(TASK TO COMPLETE):
Return the entries verbatim and drop every picture.

[Stored items]
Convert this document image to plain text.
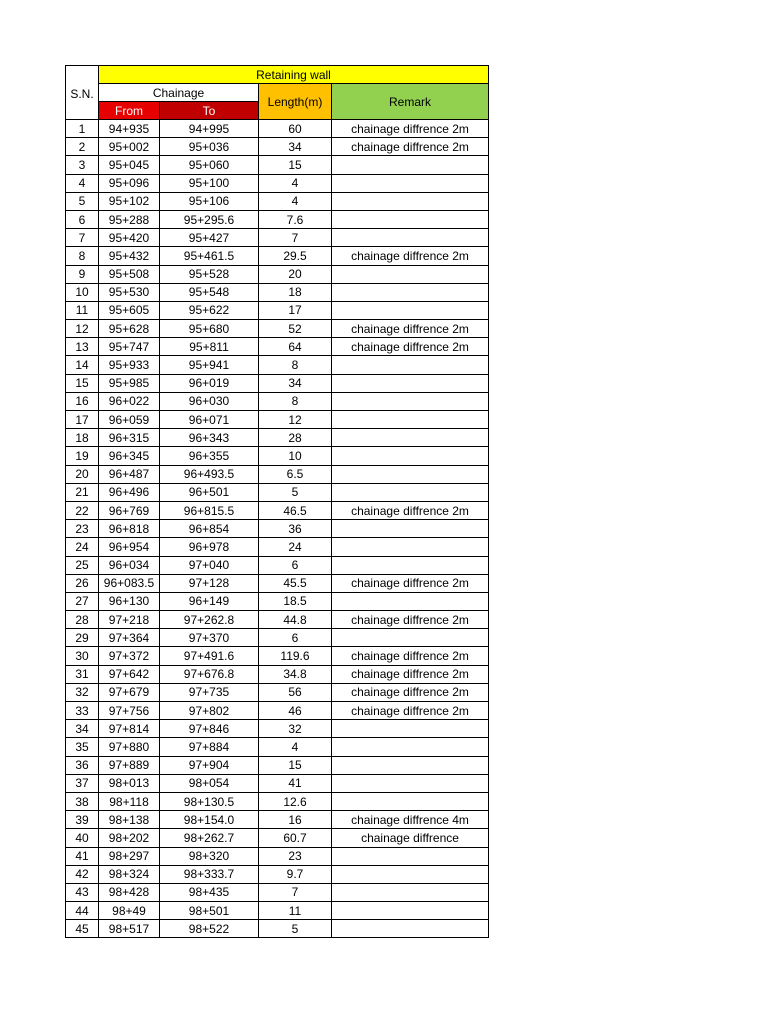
S.N.	Retaining wall			
	Chainage		Length(m)	Remark
	From	To		
1	94+935	94+995	60	chainage diffrence 2m
2	95+002	95+036	34	chainage diffrence 2m
3	95+045	95+060	15	
4	95+096	95+100	4	
5	95+102	95+106	4	
6	95+288	95+295.6	7.6	
7	95+420	95+427	7	
8	95+432	95+461.5	29.5	chainage diffrence 2m
9	95+508	95+528	20	
10	95+530	95+548	18	
11	95+605	95+622	17	
12	95+628	95+680	52	chainage diffrence 2m
13	95+747	95+811	64	chainage diffrence 2m
14	95+933	95+941	8	
15	95+985	96+019	34	
16	96+022	96+030	8	
17	96+059	96+071	12	
18	96+315	96+343	28	
19	96+345	96+355	10	
20	96+487	96+493.5	6.5	
21	96+496	96+501	5	
22	96+769	96+815.5	46.5	chainage diffrence 2m
23	96+818	96+854	36	
24	96+954	96+978	24	
25	96+034	97+040	6	
26	96+083.5	97+128	45.5	chainage diffrence 2m
27	96+130	96+149	18.5	
28	97+218	97+262.8	44.8	chainage diffrence 2m
29	97+364	97+370	6	
30	97+372	97+491.6	119.6	chainage diffrence 2m
31	97+642	97+676.8	34.8	chainage diffrence 2m
32	97+679	97+735	56	chainage diffrence 2m
33	97+756	97+802	46	chainage diffrence 2m
34	97+814	97+846	32	
35	97+880	97+884	4	
36	97+889	97+904	15	
37	98+013	98+054	41	
38	98+118	98+130.5	12.6	
39	98+138	98+154.0	16	chainage diffrence 4m
40	98+202	98+262.7	60.7	chainage diffrence
41	98+297	98+320	23	
42	98+324	98+333.7	9.7	
43	98+428	98+435	7	
44	98+49	98+501	11	
45	98+517	98+522	5	
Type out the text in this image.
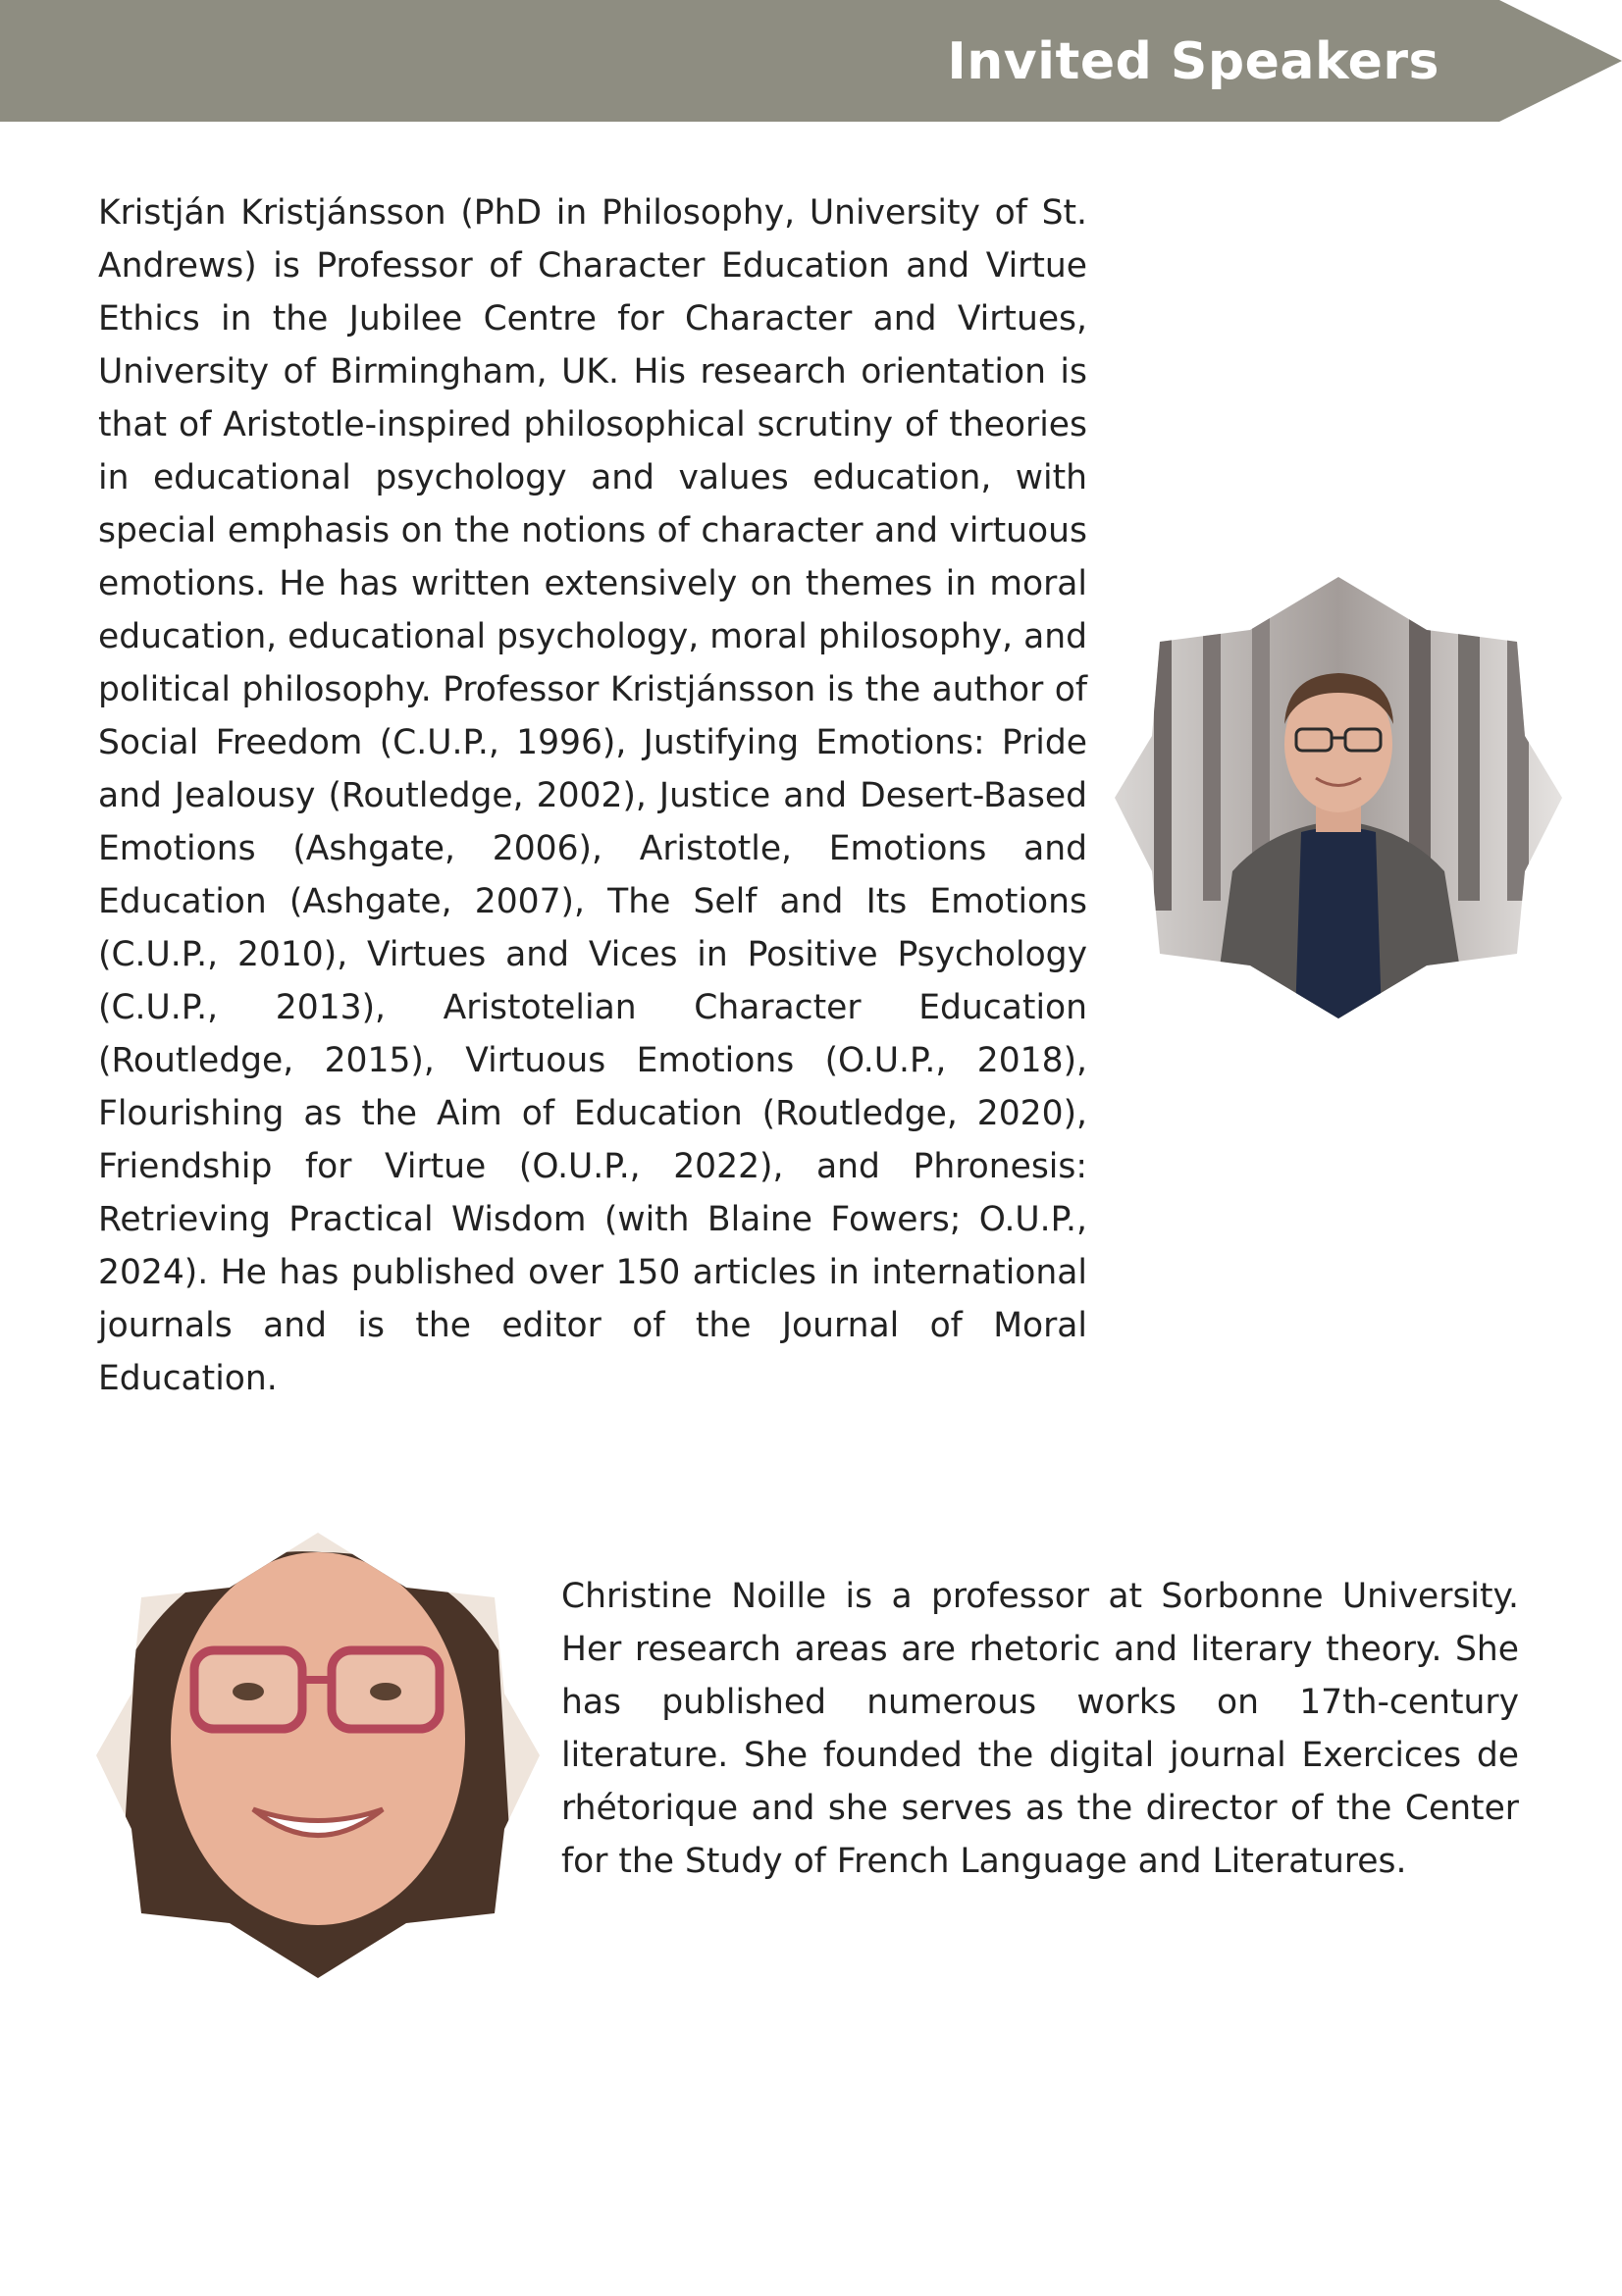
Invited Speakers

Kristján Kristjánsson (PhD in Philosophy, University of St. Andrews) is Professor of Character Education and Virtue Ethics in the Jubilee Centre for Character and Virtues, University of Birmingham, UK. His research orientation is that of Aristotle-inspired philosophical scrutiny of theories in educational psychology and values education, with special emphasis on the notions of character and virtuous emotions. He has written extensively on themes in moral education, educational psychology, moral philosophy, and political philosophy. Professor Kristjánsson is the author of Social Freedom (C.U.P., 1996), Justifying Emotions: Pride and Jealousy (Routledge, 2002), Justice and Desert-Based Emotions (Ashgate, 2006), Aristotle, Emotions and Education (Ashgate, 2007), The Self and Its Emotions (C.U.P., 2010), Virtues and Vices in Positive Psychology (C.U.P., 2013), Aristotelian Character Education (Routledge, 2015), Virtuous Emotions (O.U.P., 2018), Flourishing as the Aim of Education (Routledge, 2020), Friendship for Virtue (O.U.P., 2022), and Phronesis: Retrieving Practical Wisdom (with Blaine Fowers; O.U.P., 2024). He has published over 150 articles in international journals and is the editor of the Journal of Moral Education.

Christine Noille is a professor at Sorbonne University. Her research areas are rhetoric and literary theory. She has published numerous works on 17th-century literature. She founded the digital journal Exercices de rhétorique and she serves as the director of the Center for the Study of French Language and Literatures.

(PROBLEM SOLUTION):
Convert this document image to plain text.
S.N.	Retaining wall			
	Chainage		Length(m)	Remark
	From	To		
1	94+935	94+995	60	chainage diffrence 2m
2	95+002	95+036	34	chainage diffrence 2m
3	95+045	95+060	15	
4	95+096	95+100	4	
5	95+102	95+106	4	
6	95+288	95+295.6	7.6	
7	95+420	95+427	7	
8	95+432	95+461.5	29.5	chainage diffrence 2m
9	95+508	95+528	20	
10	95+530	95+548	18	
11	95+605	95+622	17	
12	95+628	95+680	52	chainage diffrence 2m
13	95+747	95+811	64	chainage diffrence 2m
14	95+933	95+941	8	
15	95+985	96+019	34	
16	96+022	96+030	8	
17	96+059	96+071	12	
18	96+315	96+343	28	
19	96+345	96+355	10	
20	96+487	96+493.5	6.5	
21	96+496	96+501	5	
22	96+769	96+815.5	46.5	chainage diffrence 2m
23	96+818	96+854	36	
24	96+954	96+978	24	
25	96+034	97+040	6	
26	96+083.5	97+128	45.5	chainage diffrence 2m
27	96+130	96+149	18.5	
28	97+218	97+262.8	44.8	chainage diffrence 2m
29	97+364	97+370	6	
30	97+372	97+491.6	119.6	chainage diffrence 2m
31	97+642	97+676.8	34.8	chainage diffrence 2m
32	97+679	97+735	56	chainage diffrence 2m
33	97+756	97+802	46	chainage diffrence 2m
34	97+814	97+846	32	
35	97+880	97+884	4	
36	97+889	97+904	15	
37	98+013	98+054	41	
38	98+118	98+130.5	12.6	
39	98+138	98+154.0	16	chainage diffrence 4m
40	98+202	98+262.7	60.7	chainage diffrence
41	98+297	98+320	23	
42	98+324	98+333.7	9.7	
43	98+428	98+435	7	
44	98+49	98+501	11	
45	98+517	98+522	5	
Type out the text in this image.
Invited Speakers

Kristján Kristjánsson (PhD in Philosophy, University of St. Andrews) is Professor of Character Education and Virtue Ethics in the Jubilee Centre for Character and Virtues, University of Birmingham, UK. His research orientation is that of Aristotle-inspired philosophical scrutiny of theories in educational psychology and values education, with special emphasis on the notions of character and virtuous emotions. He has written extensively on themes in moral education, educational psychology, moral philosophy, and political philosophy. Professor Kristjánsson is the author of Social Freedom (C.U.P., 1996), Justifying Emotions: Pride and Jealousy (Routledge, 2002), Justice and Desert-Based Emotions (Ashgate, 2006), Aristotle, Emotions and Education (Ashgate, 2007), The Self and Its Emotions (C.U.P., 2010), Virtues and Vices in Positive Psychology (C.U.P., 2013), Aristotelian Character Education (Routledge, 2015), Virtuous Emotions (O.U.P., 2018), Flourishing as the Aim of Education (Routledge, 2020), Friendship for Virtue (O.U.P., 2022), and Phronesis: Retrieving Practical Wisdom (with Blaine Fowers; O.U.P., 2024). He has published over 150 articles in international journals and is the editor of the Journal of Moral Education.

Christine Noille is a professor at Sorbonne University. Her research areas are rhetoric and literary theory. She has published numerous works on 17th-century literature. She founded the digital journal Exercices de rhétorique and she serves as the director of the Center for the Study of French Language and Literatures.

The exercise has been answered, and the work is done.